Problem to solve: Keep only the lines of the listing that include the word "value", and copy them.

Data entries:

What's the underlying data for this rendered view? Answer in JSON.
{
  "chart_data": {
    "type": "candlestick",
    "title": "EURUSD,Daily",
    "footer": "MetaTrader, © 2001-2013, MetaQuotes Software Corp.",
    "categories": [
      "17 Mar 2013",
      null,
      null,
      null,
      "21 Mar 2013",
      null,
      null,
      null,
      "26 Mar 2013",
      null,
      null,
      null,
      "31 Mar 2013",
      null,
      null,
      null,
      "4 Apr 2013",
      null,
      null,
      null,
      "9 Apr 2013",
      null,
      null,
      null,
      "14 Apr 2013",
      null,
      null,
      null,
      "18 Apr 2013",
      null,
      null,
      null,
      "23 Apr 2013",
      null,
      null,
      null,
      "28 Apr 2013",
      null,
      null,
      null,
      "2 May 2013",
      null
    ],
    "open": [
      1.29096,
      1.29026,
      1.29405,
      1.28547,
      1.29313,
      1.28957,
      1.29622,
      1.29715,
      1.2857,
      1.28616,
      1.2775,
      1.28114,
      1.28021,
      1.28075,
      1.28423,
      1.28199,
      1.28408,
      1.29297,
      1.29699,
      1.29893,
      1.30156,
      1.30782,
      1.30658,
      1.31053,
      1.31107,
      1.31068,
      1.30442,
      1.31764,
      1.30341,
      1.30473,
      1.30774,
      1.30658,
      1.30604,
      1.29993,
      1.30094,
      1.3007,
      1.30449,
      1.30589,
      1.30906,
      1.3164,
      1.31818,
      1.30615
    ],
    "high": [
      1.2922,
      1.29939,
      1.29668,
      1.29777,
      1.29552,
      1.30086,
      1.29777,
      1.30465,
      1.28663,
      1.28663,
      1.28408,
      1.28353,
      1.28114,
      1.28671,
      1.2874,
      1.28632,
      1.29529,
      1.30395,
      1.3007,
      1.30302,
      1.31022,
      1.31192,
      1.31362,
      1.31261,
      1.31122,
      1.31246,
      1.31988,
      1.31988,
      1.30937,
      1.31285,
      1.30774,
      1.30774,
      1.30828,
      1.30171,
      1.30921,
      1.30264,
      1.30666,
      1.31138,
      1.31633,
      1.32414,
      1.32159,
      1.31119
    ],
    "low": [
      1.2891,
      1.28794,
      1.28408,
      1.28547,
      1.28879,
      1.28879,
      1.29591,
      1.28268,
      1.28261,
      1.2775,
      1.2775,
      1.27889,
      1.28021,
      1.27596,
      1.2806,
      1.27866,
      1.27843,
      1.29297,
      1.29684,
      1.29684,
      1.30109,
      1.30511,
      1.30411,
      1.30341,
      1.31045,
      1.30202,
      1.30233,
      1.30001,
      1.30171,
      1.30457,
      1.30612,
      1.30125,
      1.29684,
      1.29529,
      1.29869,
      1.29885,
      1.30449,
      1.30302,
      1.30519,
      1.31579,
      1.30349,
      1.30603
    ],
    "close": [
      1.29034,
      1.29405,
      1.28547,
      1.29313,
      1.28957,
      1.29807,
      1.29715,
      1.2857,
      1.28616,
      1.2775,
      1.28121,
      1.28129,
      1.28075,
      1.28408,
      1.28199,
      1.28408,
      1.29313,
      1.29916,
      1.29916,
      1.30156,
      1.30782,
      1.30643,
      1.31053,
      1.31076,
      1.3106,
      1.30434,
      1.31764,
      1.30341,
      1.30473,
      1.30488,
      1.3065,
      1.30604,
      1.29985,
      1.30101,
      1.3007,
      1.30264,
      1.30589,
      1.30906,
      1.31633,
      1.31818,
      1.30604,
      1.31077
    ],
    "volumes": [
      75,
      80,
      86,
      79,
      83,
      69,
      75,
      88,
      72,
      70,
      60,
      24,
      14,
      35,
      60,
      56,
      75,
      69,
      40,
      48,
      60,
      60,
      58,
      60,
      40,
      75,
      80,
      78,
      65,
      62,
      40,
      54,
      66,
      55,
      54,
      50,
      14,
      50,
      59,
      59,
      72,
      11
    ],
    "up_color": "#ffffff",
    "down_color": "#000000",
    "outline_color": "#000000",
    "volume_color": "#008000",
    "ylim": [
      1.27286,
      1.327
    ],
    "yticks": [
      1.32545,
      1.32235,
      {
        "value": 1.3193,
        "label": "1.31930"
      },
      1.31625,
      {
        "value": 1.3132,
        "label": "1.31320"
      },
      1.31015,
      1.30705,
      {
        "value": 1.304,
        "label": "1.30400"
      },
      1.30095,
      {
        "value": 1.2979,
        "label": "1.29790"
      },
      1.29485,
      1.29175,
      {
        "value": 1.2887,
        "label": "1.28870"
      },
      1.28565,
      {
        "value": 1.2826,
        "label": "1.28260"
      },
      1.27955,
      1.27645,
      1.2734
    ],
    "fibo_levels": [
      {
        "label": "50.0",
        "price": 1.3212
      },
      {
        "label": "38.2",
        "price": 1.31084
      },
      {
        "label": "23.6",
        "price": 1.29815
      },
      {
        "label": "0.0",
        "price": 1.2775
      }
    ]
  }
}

Answer:
        "value": 1.3193,
        "value": 1.3132,
        "value": 1.304,
        "value": 1.2979,
        "value": 1.2887,
        "value": 1.2826,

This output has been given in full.